■ Problem ■
The listing below should be printed exactly, every line of it. Skip the pictures.

■ Data entries ■
# # # #

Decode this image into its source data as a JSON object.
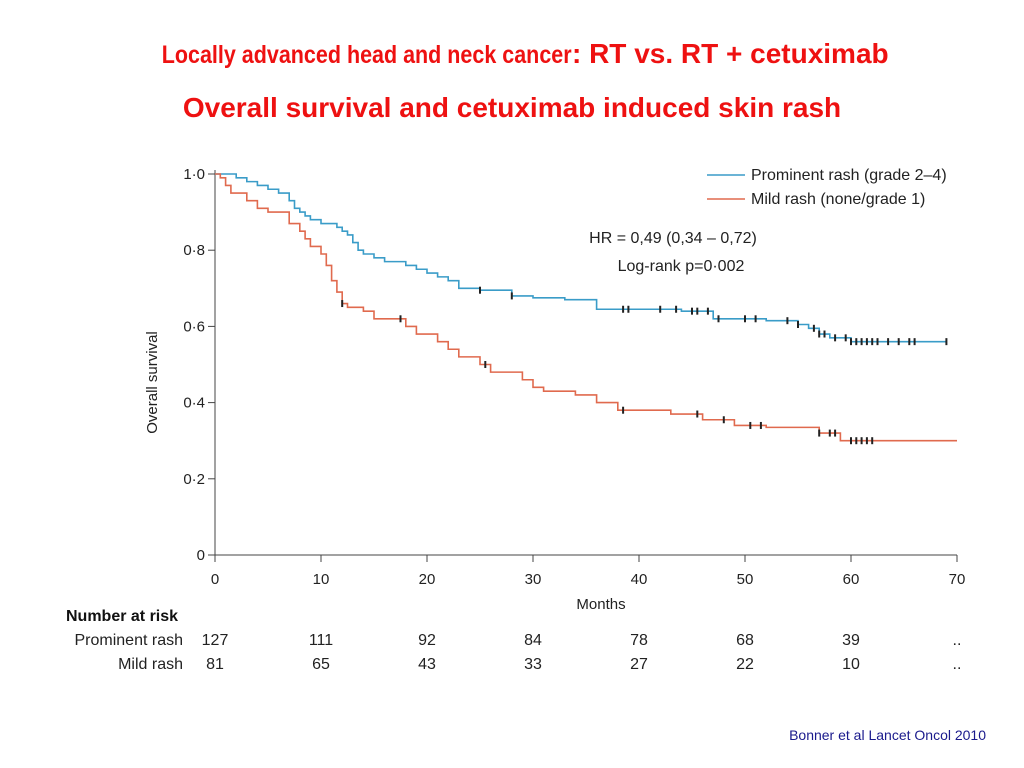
{
  "slide": {
    "title_part1": "Locally advanced head and neck cancer",
    "title_part2": ": RT vs. RT + cetuximab",
    "subtitle": "Overall survival and cetuximab induced skin rash",
    "citation": "Bonner et al Lancet Oncol 2010"
  },
  "chart_data": {
    "type": "line",
    "subtype": "kaplan-meier",
    "xlabel": "Months",
    "ylabel": "Overall survival",
    "xlim": [
      0,
      70
    ],
    "ylim": [
      0,
      1.0
    ],
    "xticks": [
      "0",
      "10",
      "20",
      "30",
      "40",
      "50",
      "60",
      "70"
    ],
    "yticks": [
      "0",
      "0·2",
      "0·4",
      "0·6",
      "0·8",
      "1·0"
    ],
    "annotation_hr": "HR = 0,49 (0,34 – 0,72)",
    "annotation_p": "Log-rank p=0·002",
    "series": [
      {
        "name": "Prominent rash (grade 2–4)",
        "color": "#3a9cc8",
        "steps": [
          [
            0,
            1.0
          ],
          [
            2,
            0.99
          ],
          [
            3,
            0.98
          ],
          [
            4,
            0.97
          ],
          [
            5,
            0.96
          ],
          [
            6,
            0.95
          ],
          [
            7,
            0.93
          ],
          [
            7.5,
            0.91
          ],
          [
            8,
            0.9
          ],
          [
            8.5,
            0.89
          ],
          [
            9,
            0.88
          ],
          [
            10,
            0.87
          ],
          [
            11.5,
            0.86
          ],
          [
            12,
            0.85
          ],
          [
            12.5,
            0.84
          ],
          [
            13,
            0.82
          ],
          [
            13.5,
            0.8
          ],
          [
            14,
            0.79
          ],
          [
            15,
            0.78
          ],
          [
            16,
            0.77
          ],
          [
            18,
            0.76
          ],
          [
            19,
            0.75
          ],
          [
            20,
            0.74
          ],
          [
            21,
            0.73
          ],
          [
            22,
            0.72
          ],
          [
            23,
            0.7
          ],
          [
            25,
            0.695
          ],
          [
            28,
            0.68
          ],
          [
            30,
            0.675
          ],
          [
            33,
            0.67
          ],
          [
            36,
            0.645
          ],
          [
            44,
            0.64
          ],
          [
            47,
            0.62
          ],
          [
            52,
            0.615
          ],
          [
            55,
            0.605
          ],
          [
            56,
            0.595
          ],
          [
            57,
            0.58
          ],
          [
            58,
            0.57
          ],
          [
            60,
            0.56
          ]
        ],
        "end": 69,
        "censored": [
          25,
          28,
          38.5,
          39,
          42,
          43.5,
          45,
          45.5,
          46.5,
          47.5,
          50,
          51,
          54,
          55,
          56.5,
          57,
          57.5,
          58.5,
          59.5,
          60,
          60.5,
          61,
          61.5,
          62,
          62.5,
          63.5,
          64.5,
          65.5,
          66,
          69
        ]
      },
      {
        "name": "Mild rash (none/grade 1)",
        "color": "#e06a4e",
        "steps": [
          [
            0,
            1.0
          ],
          [
            0.5,
            0.99
          ],
          [
            1,
            0.97
          ],
          [
            1.5,
            0.95
          ],
          [
            3,
            0.93
          ],
          [
            4,
            0.91
          ],
          [
            5,
            0.9
          ],
          [
            7,
            0.87
          ],
          [
            8,
            0.85
          ],
          [
            8.5,
            0.83
          ],
          [
            9,
            0.81
          ],
          [
            10,
            0.79
          ],
          [
            10.5,
            0.76
          ],
          [
            11,
            0.72
          ],
          [
            11.5,
            0.69
          ],
          [
            12,
            0.66
          ],
          [
            12.5,
            0.65
          ],
          [
            14,
            0.64
          ],
          [
            15,
            0.62
          ],
          [
            18,
            0.6
          ],
          [
            19,
            0.58
          ],
          [
            21,
            0.56
          ],
          [
            22,
            0.54
          ],
          [
            23,
            0.52
          ],
          [
            25,
            0.5
          ],
          [
            26,
            0.48
          ],
          [
            29,
            0.46
          ],
          [
            30,
            0.44
          ],
          [
            31,
            0.43
          ],
          [
            34,
            0.42
          ],
          [
            36,
            0.4
          ],
          [
            38,
            0.38
          ],
          [
            43,
            0.37
          ],
          [
            46,
            0.355
          ],
          [
            49,
            0.34
          ],
          [
            52,
            0.335
          ],
          [
            57,
            0.32
          ],
          [
            59,
            0.3
          ]
        ],
        "end": 70,
        "censored": [
          12,
          17.5,
          25.5,
          38.5,
          45.5,
          48,
          50.5,
          51.5,
          57,
          58,
          58.5,
          60,
          60.5,
          61,
          61.5,
          62
        ]
      }
    ],
    "number_at_risk": {
      "header": "Number at risk",
      "rows": [
        {
          "label": "Prominent rash",
          "values": [
            "127",
            "111",
            "92",
            "84",
            "78",
            "68",
            "39",
            ".."
          ]
        },
        {
          "label": "Mild rash",
          "values": [
            "81",
            "65",
            "43",
            "33",
            "27",
            "22",
            "10",
            ".."
          ]
        }
      ]
    }
  }
}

# # # #

■ Result for this task ■
Decode this image into its source data as a JSON object.
{
  "slide": {
    "title_part1": "Locally advanced head and neck cancer",
    "title_part2": ": RT vs. RT + cetuximab",
    "subtitle": "Overall survival and cetuximab induced skin rash",
    "citation": "Bonner et al Lancet Oncol 2010"
  },
  "chart_data": {
    "type": "line",
    "subtype": "kaplan-meier",
    "xlabel": "Months",
    "ylabel": "Overall survival",
    "xlim": [
      0,
      70
    ],
    "ylim": [
      0,
      1.0
    ],
    "xticks": [
      "0",
      "10",
      "20",
      "30",
      "40",
      "50",
      "60",
      "70"
    ],
    "yticks": [
      "0",
      "0·2",
      "0·4",
      "0·6",
      "0·8",
      "1·0"
    ],
    "annotation_hr": "HR = 0,49 (0,34 – 0,72)",
    "annotation_p": "Log-rank p=0·002",
    "series": [
      {
        "name": "Prominent rash (grade 2–4)",
        "color": "#3a9cc8",
        "steps": [
          [
            0,
            1.0
          ],
          [
            2,
            0.99
          ],
          [
            3,
            0.98
          ],
          [
            4,
            0.97
          ],
          [
            5,
            0.96
          ],
          [
            6,
            0.95
          ],
          [
            7,
            0.93
          ],
          [
            7.5,
            0.91
          ],
          [
            8,
            0.9
          ],
          [
            8.5,
            0.89
          ],
          [
            9,
            0.88
          ],
          [
            10,
            0.87
          ],
          [
            11.5,
            0.86
          ],
          [
            12,
            0.85
          ],
          [
            12.5,
            0.84
          ],
          [
            13,
            0.82
          ],
          [
            13.5,
            0.8
          ],
          [
            14,
            0.79
          ],
          [
            15,
            0.78
          ],
          [
            16,
            0.77
          ],
          [
            18,
            0.76
          ],
          [
            19,
            0.75
          ],
          [
            20,
            0.74
          ],
          [
            21,
            0.73
          ],
          [
            22,
            0.72
          ],
          [
            23,
            0.7
          ],
          [
            25,
            0.695
          ],
          [
            28,
            0.68
          ],
          [
            30,
            0.675
          ],
          [
            33,
            0.67
          ],
          [
            36,
            0.645
          ],
          [
            44,
            0.64
          ],
          [
            47,
            0.62
          ],
          [
            52,
            0.615
          ],
          [
            55,
            0.605
          ],
          [
            56,
            0.595
          ],
          [
            57,
            0.58
          ],
          [
            58,
            0.57
          ],
          [
            60,
            0.56
          ]
        ],
        "end": 69,
        "censored": [
          25,
          28,
          38.5,
          39,
          42,
          43.5,
          45,
          45.5,
          46.5,
          47.5,
          50,
          51,
          54,
          55,
          56.5,
          57,
          57.5,
          58.5,
          59.5,
          60,
          60.5,
          61,
          61.5,
          62,
          62.5,
          63.5,
          64.5,
          65.5,
          66,
          69
        ]
      },
      {
        "name": "Mild rash (none/grade 1)",
        "color": "#e06a4e",
        "steps": [
          [
            0,
            1.0
          ],
          [
            0.5,
            0.99
          ],
          [
            1,
            0.97
          ],
          [
            1.5,
            0.95
          ],
          [
            3,
            0.93
          ],
          [
            4,
            0.91
          ],
          [
            5,
            0.9
          ],
          [
            7,
            0.87
          ],
          [
            8,
            0.85
          ],
          [
            8.5,
            0.83
          ],
          [
            9,
            0.81
          ],
          [
            10,
            0.79
          ],
          [
            10.5,
            0.76
          ],
          [
            11,
            0.72
          ],
          [
            11.5,
            0.69
          ],
          [
            12,
            0.66
          ],
          [
            12.5,
            0.65
          ],
          [
            14,
            0.64
          ],
          [
            15,
            0.62
          ],
          [
            18,
            0.6
          ],
          [
            19,
            0.58
          ],
          [
            21,
            0.56
          ],
          [
            22,
            0.54
          ],
          [
            23,
            0.52
          ],
          [
            25,
            0.5
          ],
          [
            26,
            0.48
          ],
          [
            29,
            0.46
          ],
          [
            30,
            0.44
          ],
          [
            31,
            0.43
          ],
          [
            34,
            0.42
          ],
          [
            36,
            0.4
          ],
          [
            38,
            0.38
          ],
          [
            43,
            0.37
          ],
          [
            46,
            0.355
          ],
          [
            49,
            0.34
          ],
          [
            52,
            0.335
          ],
          [
            57,
            0.32
          ],
          [
            59,
            0.3
          ]
        ],
        "end": 70,
        "censored": [
          12,
          17.5,
          25.5,
          38.5,
          45.5,
          48,
          50.5,
          51.5,
          57,
          58,
          58.5,
          60,
          60.5,
          61,
          61.5,
          62
        ]
      }
    ],
    "number_at_risk": {
      "header": "Number at risk",
      "rows": [
        {
          "label": "Prominent rash",
          "values": [
            "127",
            "111",
            "92",
            "84",
            "78",
            "68",
            "39",
            ".."
          ]
        },
        {
          "label": "Mild rash",
          "values": [
            "81",
            "65",
            "43",
            "33",
            "27",
            "22",
            "10",
            ".."
          ]
        }
      ]
    }
  }
}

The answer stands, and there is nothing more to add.